■ **TASK STATEMENT**: Will you output the entries below exactly, skipping every image they contain?

Dataset entries

--- Begin ---

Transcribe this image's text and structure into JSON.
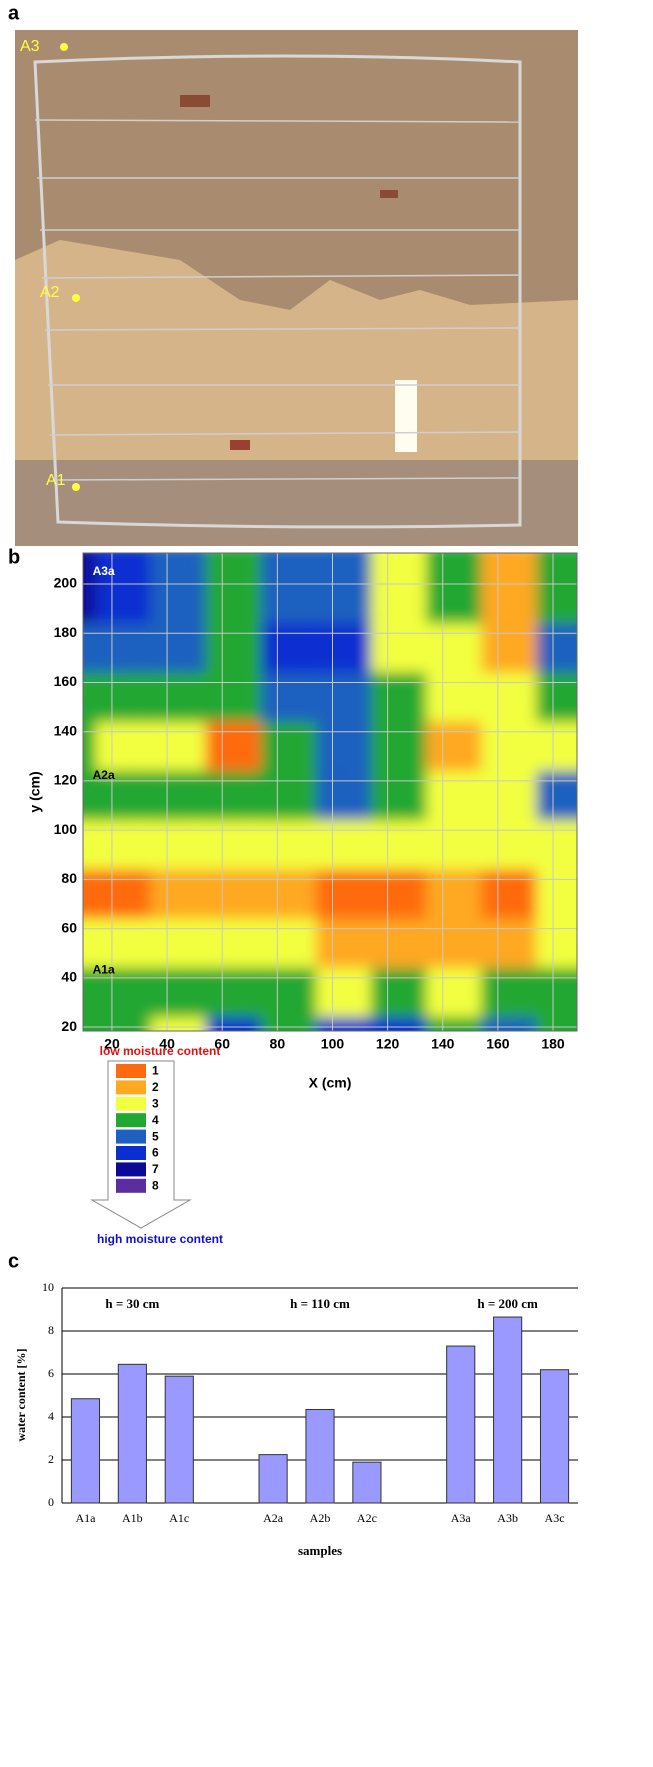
{
  "chart_data": [
    {
      "type": "photo",
      "panel": "a",
      "annotations": [
        "A3",
        "A2",
        "A1"
      ]
    },
    {
      "type": "contour",
      "panel": "b",
      "x": [
        10,
        30,
        50,
        70,
        90,
        110,
        130,
        150,
        170,
        190
      ],
      "y": [
        20,
        40,
        60,
        80,
        100,
        120,
        140,
        160,
        180,
        200
      ],
      "z": [
        [
          4,
          4,
          3,
          6,
          4,
          6,
          6,
          4,
          5,
          4
        ],
        [
          4,
          4,
          4,
          4,
          4,
          3,
          4,
          3,
          4,
          4
        ],
        [
          3,
          3,
          3,
          3,
          3,
          2,
          2,
          2,
          2,
          3
        ],
        [
          1,
          1,
          2,
          2,
          2,
          1,
          1,
          2,
          1,
          3
        ],
        [
          3,
          3,
          3,
          3,
          3,
          3,
          3,
          3,
          3,
          3
        ],
        [
          4,
          4,
          4,
          4,
          4,
          5,
          4,
          3,
          3,
          5
        ],
        [
          4,
          3,
          3,
          1,
          4,
          5,
          4,
          2,
          3,
          3
        ],
        [
          4,
          4,
          4,
          4,
          5,
          5,
          4,
          3,
          3,
          4
        ],
        [
          5,
          5,
          5,
          4,
          6,
          6,
          3,
          3,
          2,
          5
        ],
        [
          7,
          6,
          5,
          4,
          5,
          5,
          3,
          4,
          2,
          4
        ]
      ],
      "levels": [
        1,
        2,
        3,
        4,
        5,
        6,
        7,
        8
      ],
      "level_colors": [
        "#ff6a10",
        "#ffa820",
        "#f2ff40",
        "#20a830",
        "#1e60c0",
        "#0a2ed0",
        "#0a0a96",
        "#5a2ea0"
      ],
      "xlim": [
        9.5,
        188.7
      ],
      "ylim": [
        18.4,
        212.6
      ],
      "xticks": [
        20,
        40,
        60,
        80,
        100,
        120,
        140,
        160,
        180
      ],
      "yticks": [
        20,
        40,
        60,
        80,
        100,
        120,
        140,
        160,
        180,
        200
      ],
      "grid": true,
      "x_label": "X (cm)",
      "y_label": "y (cm)",
      "annotations": [
        {
          "text": "A3a",
          "x": 13,
          "y": 205,
          "color": "#ffffff"
        },
        {
          "text": "A2a",
          "x": 13,
          "y": 122,
          "color": "#000000"
        },
        {
          "text": "A1a",
          "x": 13,
          "y": 43,
          "color": "#000000"
        }
      ],
      "legend_top": "low moisture content",
      "legend_bottom": "high moisture content"
    },
    {
      "type": "bar",
      "panel": "c",
      "categories": [
        "A1a",
        "A1b",
        "A1c",
        null,
        "A2a",
        "A2b",
        "A2c",
        null,
        "A3a",
        "A3b",
        "A3c"
      ],
      "values": [
        4.85,
        6.45,
        5.9,
        null,
        2.25,
        4.35,
        1.9,
        null,
        7.3,
        8.65,
        6.2
      ],
      "color": "#9999ff",
      "ylim": [
        0,
        10
      ],
      "yticks": [
        0,
        2,
        4,
        6,
        8,
        10
      ],
      "grid": true,
      "group_labels": [
        "h = 30 cm",
        "h = 110 cm",
        "h = 200 cm"
      ],
      "x_label": "samples",
      "y_label": "water content [%]"
    }
  ]
}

--- End ---

■ **FULL ANSWER**:
Transcribe this image's text and structure into JSON.
{
  "chart_data": [
    {
      "type": "photo",
      "panel": "a",
      "annotations": [
        "A3",
        "A2",
        "A1"
      ]
    },
    {
      "type": "contour",
      "panel": "b",
      "x": [
        10,
        30,
        50,
        70,
        90,
        110,
        130,
        150,
        170,
        190
      ],
      "y": [
        20,
        40,
        60,
        80,
        100,
        120,
        140,
        160,
        180,
        200
      ],
      "z": [
        [
          4,
          4,
          3,
          6,
          4,
          6,
          6,
          4,
          5,
          4
        ],
        [
          4,
          4,
          4,
          4,
          4,
          3,
          4,
          3,
          4,
          4
        ],
        [
          3,
          3,
          3,
          3,
          3,
          2,
          2,
          2,
          2,
          3
        ],
        [
          1,
          1,
          2,
          2,
          2,
          1,
          1,
          2,
          1,
          3
        ],
        [
          3,
          3,
          3,
          3,
          3,
          3,
          3,
          3,
          3,
          3
        ],
        [
          4,
          4,
          4,
          4,
          4,
          5,
          4,
          3,
          3,
          5
        ],
        [
          4,
          3,
          3,
          1,
          4,
          5,
          4,
          2,
          3,
          3
        ],
        [
          4,
          4,
          4,
          4,
          5,
          5,
          4,
          3,
          3,
          4
        ],
        [
          5,
          5,
          5,
          4,
          6,
          6,
          3,
          3,
          2,
          5
        ],
        [
          7,
          6,
          5,
          4,
          5,
          5,
          3,
          4,
          2,
          4
        ]
      ],
      "levels": [
        1,
        2,
        3,
        4,
        5,
        6,
        7,
        8
      ],
      "level_colors": [
        "#ff6a10",
        "#ffa820",
        "#f2ff40",
        "#20a830",
        "#1e60c0",
        "#0a2ed0",
        "#0a0a96",
        "#5a2ea0"
      ],
      "xlim": [
        9.5,
        188.7
      ],
      "ylim": [
        18.4,
        212.6
      ],
      "xticks": [
        20,
        40,
        60,
        80,
        100,
        120,
        140,
        160,
        180
      ],
      "yticks": [
        20,
        40,
        60,
        80,
        100,
        120,
        140,
        160,
        180,
        200
      ],
      "grid": true,
      "x_label": "X (cm)",
      "y_label": "y (cm)",
      "annotations": [
        {
          "text": "A3a",
          "x": 13,
          "y": 205,
          "color": "#ffffff"
        },
        {
          "text": "A2a",
          "x": 13,
          "y": 122,
          "color": "#000000"
        },
        {
          "text": "A1a",
          "x": 13,
          "y": 43,
          "color": "#000000"
        }
      ],
      "legend_top": "low moisture content",
      "legend_bottom": "high moisture content"
    },
    {
      "type": "bar",
      "panel": "c",
      "categories": [
        "A1a",
        "A1b",
        "A1c",
        null,
        "A2a",
        "A2b",
        "A2c",
        null,
        "A3a",
        "A3b",
        "A3c"
      ],
      "values": [
        4.85,
        6.45,
        5.9,
        null,
        2.25,
        4.35,
        1.9,
        null,
        7.3,
        8.65,
        6.2
      ],
      "color": "#9999ff",
      "ylim": [
        0,
        10
      ],
      "yticks": [
        0,
        2,
        4,
        6,
        8,
        10
      ],
      "grid": true,
      "group_labels": [
        "h = 30 cm",
        "h = 110 cm",
        "h = 200 cm"
      ],
      "x_label": "samples",
      "y_label": "water content [%]"
    }
  ]
}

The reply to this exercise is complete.